** begin DATA FOR THIS EXERCISE **
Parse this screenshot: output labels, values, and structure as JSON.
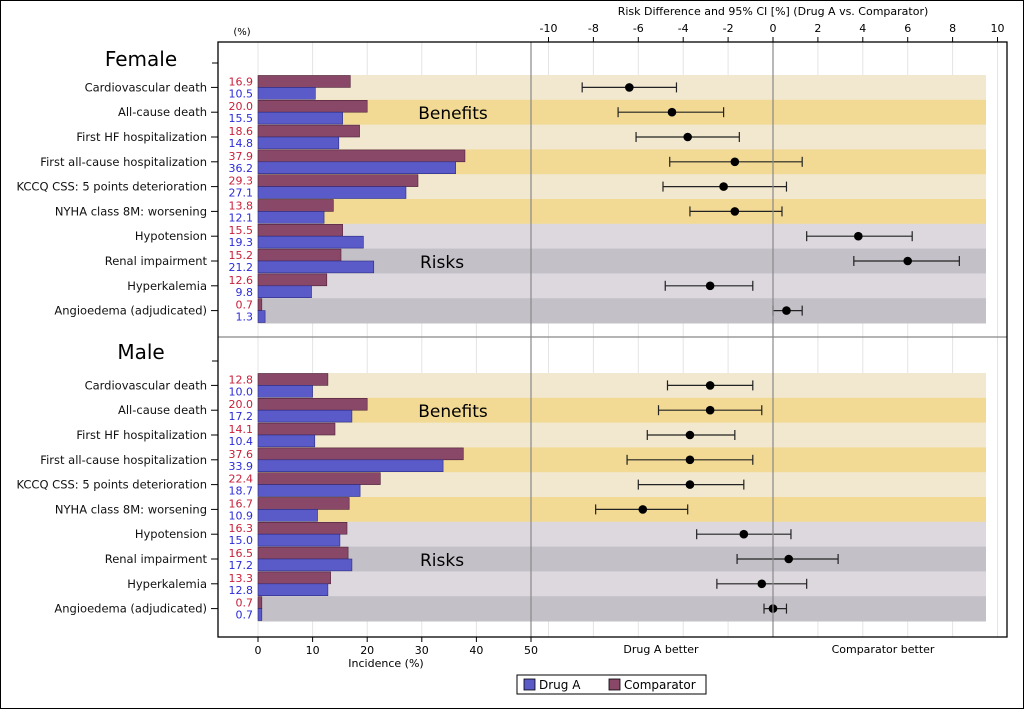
{
  "chart_data": {
    "type": "bar",
    "rd_axis_title": "Risk Difference and 95% CI [%] (Drug A vs. Comparator)",
    "rd_ticks": [
      -10,
      -8,
      -6,
      -4,
      -2,
      0,
      2,
      4,
      6,
      8,
      10
    ],
    "rd_range": [
      -10,
      10
    ],
    "incidence_unit_label": "(%)",
    "incidence_xlabel": "Incidence (%)",
    "incidence_ticks": [
      0,
      10,
      20,
      30,
      40,
      50
    ],
    "incidence_range": [
      0,
      50
    ],
    "favor_left": "Drug A better",
    "favor_right": "Comparator better",
    "grid": true,
    "legend": {
      "position": "bottom",
      "items": [
        {
          "name": "Drug A",
          "color": "#5a5ac8"
        },
        {
          "name": "Comparator",
          "color": "#8a4868"
        }
      ]
    },
    "colors": {
      "drug_a": "#5a5ac8",
      "comparator": "#8a4868",
      "drug_a_label": "#2b2bd9",
      "comparator_label": "#c8203a",
      "benefit_light": "#f1e8cf",
      "benefit_dark": "#f2da94",
      "risk_light": "#dcd8de",
      "risk_dark": "#c4c0c7"
    },
    "group_labels": {
      "benefits": "Benefits",
      "risks": "Risks"
    },
    "panels": [
      {
        "name": "Female",
        "rows": [
          {
            "label": "Cardiovascular death",
            "group": "benefits",
            "comparator": 16.9,
            "drug_a": 10.5,
            "rd": -6.4,
            "ci": [
              -8.5,
              -4.3
            ]
          },
          {
            "label": "All-cause death",
            "group": "benefits",
            "comparator": 20.0,
            "drug_a": 15.5,
            "rd": -4.5,
            "ci": [
              -6.9,
              -2.2
            ]
          },
          {
            "label": "First HF hospitalization",
            "group": "benefits",
            "comparator": 18.6,
            "drug_a": 14.8,
            "rd": -3.8,
            "ci": [
              -6.1,
              -1.5
            ]
          },
          {
            "label": "First all-cause hospitalization",
            "group": "benefits",
            "comparator": 37.9,
            "drug_a": 36.2,
            "rd": -1.7,
            "ci": [
              -4.6,
              1.3
            ]
          },
          {
            "label": "KCCQ CSS: 5 points deterioration",
            "group": "benefits",
            "comparator": 29.3,
            "drug_a": 27.1,
            "rd": -2.2,
            "ci": [
              -4.9,
              0.6
            ]
          },
          {
            "label": "NYHA class 8M: worsening",
            "group": "benefits",
            "comparator": 13.8,
            "drug_a": 12.1,
            "rd": -1.7,
            "ci": [
              -3.7,
              0.4
            ]
          },
          {
            "label": "Hypotension",
            "group": "risks",
            "comparator": 15.5,
            "drug_a": 19.3,
            "rd": 3.8,
            "ci": [
              1.5,
              6.2
            ]
          },
          {
            "label": "Renal impairment",
            "group": "risks",
            "comparator": 15.2,
            "drug_a": 21.2,
            "rd": 6.0,
            "ci": [
              3.6,
              8.3
            ]
          },
          {
            "label": "Hyperkalemia",
            "group": "risks",
            "comparator": 12.6,
            "drug_a": 9.8,
            "rd": -2.8,
            "ci": [
              -4.8,
              -0.9
            ]
          },
          {
            "label": "Angioedema (adjudicated)",
            "group": "risks",
            "comparator": 0.7,
            "drug_a": 1.3,
            "rd": 0.6,
            "ci": [
              0.0,
              1.3
            ]
          }
        ]
      },
      {
        "name": "Male",
        "rows": [
          {
            "label": "Cardiovascular death",
            "group": "benefits",
            "comparator": 12.8,
            "drug_a": 10.0,
            "rd": -2.8,
            "ci": [
              -4.7,
              -0.9
            ]
          },
          {
            "label": "All-cause death",
            "group": "benefits",
            "comparator": 20.0,
            "drug_a": 17.2,
            "rd": -2.8,
            "ci": [
              -5.1,
              -0.5
            ]
          },
          {
            "label": "First HF hospitalization",
            "group": "benefits",
            "comparator": 14.1,
            "drug_a": 10.4,
            "rd": -3.7,
            "ci": [
              -5.6,
              -1.7
            ]
          },
          {
            "label": "First all-cause hospitalization",
            "group": "benefits",
            "comparator": 37.6,
            "drug_a": 33.9,
            "rd": -3.7,
            "ci": [
              -6.5,
              -0.9
            ]
          },
          {
            "label": "KCCQ CSS: 5 points deterioration",
            "group": "benefits",
            "comparator": 22.4,
            "drug_a": 18.7,
            "rd": -3.7,
            "ci": [
              -6.0,
              -1.3
            ]
          },
          {
            "label": "NYHA class 8M: worsening",
            "group": "benefits",
            "comparator": 16.7,
            "drug_a": 10.9,
            "rd": -5.8,
            "ci": [
              -7.9,
              -3.8
            ]
          },
          {
            "label": "Hypotension",
            "group": "risks",
            "comparator": 16.3,
            "drug_a": 15.0,
            "rd": -1.3,
            "ci": [
              -3.4,
              0.8
            ]
          },
          {
            "label": "Renal impairment",
            "group": "risks",
            "comparator": 16.5,
            "drug_a": 17.2,
            "rd": 0.7,
            "ci": [
              -1.6,
              2.9
            ]
          },
          {
            "label": "Hyperkalemia",
            "group": "risks",
            "comparator": 13.3,
            "drug_a": 12.8,
            "rd": -0.5,
            "ci": [
              -2.5,
              1.5
            ]
          },
          {
            "label": "Angioedema (adjudicated)",
            "group": "risks",
            "comparator": 0.7,
            "drug_a": 0.7,
            "rd": 0.0,
            "ci": [
              -0.4,
              0.6
            ]
          }
        ]
      }
    ]
  }
}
** end DATA FOR THIS EXERCISE **
▶ **PROBLEM REQUIREMENTS**: Every line should be retyped exactly, with the pictures omitted.

▶ **ANSWER TO THE TASK**:
Parse this screenshot: output labels, values, and structure as JSON.
{
  "chart_data": {
    "type": "bar",
    "rd_axis_title": "Risk Difference and 95% CI [%] (Drug A vs. Comparator)",
    "rd_ticks": [
      -10,
      -8,
      -6,
      -4,
      -2,
      0,
      2,
      4,
      6,
      8,
      10
    ],
    "rd_range": [
      -10,
      10
    ],
    "incidence_unit_label": "(%)",
    "incidence_xlabel": "Incidence (%)",
    "incidence_ticks": [
      0,
      10,
      20,
      30,
      40,
      50
    ],
    "incidence_range": [
      0,
      50
    ],
    "favor_left": "Drug A better",
    "favor_right": "Comparator better",
    "grid": true,
    "legend": {
      "position": "bottom",
      "items": [
        {
          "name": "Drug A",
          "color": "#5a5ac8"
        },
        {
          "name": "Comparator",
          "color": "#8a4868"
        }
      ]
    },
    "colors": {
      "drug_a": "#5a5ac8",
      "comparator": "#8a4868",
      "drug_a_label": "#2b2bd9",
      "comparator_label": "#c8203a",
      "benefit_light": "#f1e8cf",
      "benefit_dark": "#f2da94",
      "risk_light": "#dcd8de",
      "risk_dark": "#c4c0c7"
    },
    "group_labels": {
      "benefits": "Benefits",
      "risks": "Risks"
    },
    "panels": [
      {
        "name": "Female",
        "rows": [
          {
            "label": "Cardiovascular death",
            "group": "benefits",
            "comparator": 16.9,
            "drug_a": 10.5,
            "rd": -6.4,
            "ci": [
              -8.5,
              -4.3
            ]
          },
          {
            "label": "All-cause death",
            "group": "benefits",
            "comparator": 20.0,
            "drug_a": 15.5,
            "rd": -4.5,
            "ci": [
              -6.9,
              -2.2
            ]
          },
          {
            "label": "First HF hospitalization",
            "group": "benefits",
            "comparator": 18.6,
            "drug_a": 14.8,
            "rd": -3.8,
            "ci": [
              -6.1,
              -1.5
            ]
          },
          {
            "label": "First all-cause hospitalization",
            "group": "benefits",
            "comparator": 37.9,
            "drug_a": 36.2,
            "rd": -1.7,
            "ci": [
              -4.6,
              1.3
            ]
          },
          {
            "label": "KCCQ CSS: 5 points deterioration",
            "group": "benefits",
            "comparator": 29.3,
            "drug_a": 27.1,
            "rd": -2.2,
            "ci": [
              -4.9,
              0.6
            ]
          },
          {
            "label": "NYHA class 8M: worsening",
            "group": "benefits",
            "comparator": 13.8,
            "drug_a": 12.1,
            "rd": -1.7,
            "ci": [
              -3.7,
              0.4
            ]
          },
          {
            "label": "Hypotension",
            "group": "risks",
            "comparator": 15.5,
            "drug_a": 19.3,
            "rd": 3.8,
            "ci": [
              1.5,
              6.2
            ]
          },
          {
            "label": "Renal impairment",
            "group": "risks",
            "comparator": 15.2,
            "drug_a": 21.2,
            "rd": 6.0,
            "ci": [
              3.6,
              8.3
            ]
          },
          {
            "label": "Hyperkalemia",
            "group": "risks",
            "comparator": 12.6,
            "drug_a": 9.8,
            "rd": -2.8,
            "ci": [
              -4.8,
              -0.9
            ]
          },
          {
            "label": "Angioedema (adjudicated)",
            "group": "risks",
            "comparator": 0.7,
            "drug_a": 1.3,
            "rd": 0.6,
            "ci": [
              0.0,
              1.3
            ]
          }
        ]
      },
      {
        "name": "Male",
        "rows": [
          {
            "label": "Cardiovascular death",
            "group": "benefits",
            "comparator": 12.8,
            "drug_a": 10.0,
            "rd": -2.8,
            "ci": [
              -4.7,
              -0.9
            ]
          },
          {
            "label": "All-cause death",
            "group": "benefits",
            "comparator": 20.0,
            "drug_a": 17.2,
            "rd": -2.8,
            "ci": [
              -5.1,
              -0.5
            ]
          },
          {
            "label": "First HF hospitalization",
            "group": "benefits",
            "comparator": 14.1,
            "drug_a": 10.4,
            "rd": -3.7,
            "ci": [
              -5.6,
              -1.7
            ]
          },
          {
            "label": "First all-cause hospitalization",
            "group": "benefits",
            "comparator": 37.6,
            "drug_a": 33.9,
            "rd": -3.7,
            "ci": [
              -6.5,
              -0.9
            ]
          },
          {
            "label": "KCCQ CSS: 5 points deterioration",
            "group": "benefits",
            "comparator": 22.4,
            "drug_a": 18.7,
            "rd": -3.7,
            "ci": [
              -6.0,
              -1.3
            ]
          },
          {
            "label": "NYHA class 8M: worsening",
            "group": "benefits",
            "comparator": 16.7,
            "drug_a": 10.9,
            "rd": -5.8,
            "ci": [
              -7.9,
              -3.8
            ]
          },
          {
            "label": "Hypotension",
            "group": "risks",
            "comparator": 16.3,
            "drug_a": 15.0,
            "rd": -1.3,
            "ci": [
              -3.4,
              0.8
            ]
          },
          {
            "label": "Renal impairment",
            "group": "risks",
            "comparator": 16.5,
            "drug_a": 17.2,
            "rd": 0.7,
            "ci": [
              -1.6,
              2.9
            ]
          },
          {
            "label": "Hyperkalemia",
            "group": "risks",
            "comparator": 13.3,
            "drug_a": 12.8,
            "rd": -0.5,
            "ci": [
              -2.5,
              1.5
            ]
          },
          {
            "label": "Angioedema (adjudicated)",
            "group": "risks",
            "comparator": 0.7,
            "drug_a": 0.7,
            "rd": 0.0,
            "ci": [
              -0.4,
              0.6
            ]
          }
        ]
      }
    ]
  }
}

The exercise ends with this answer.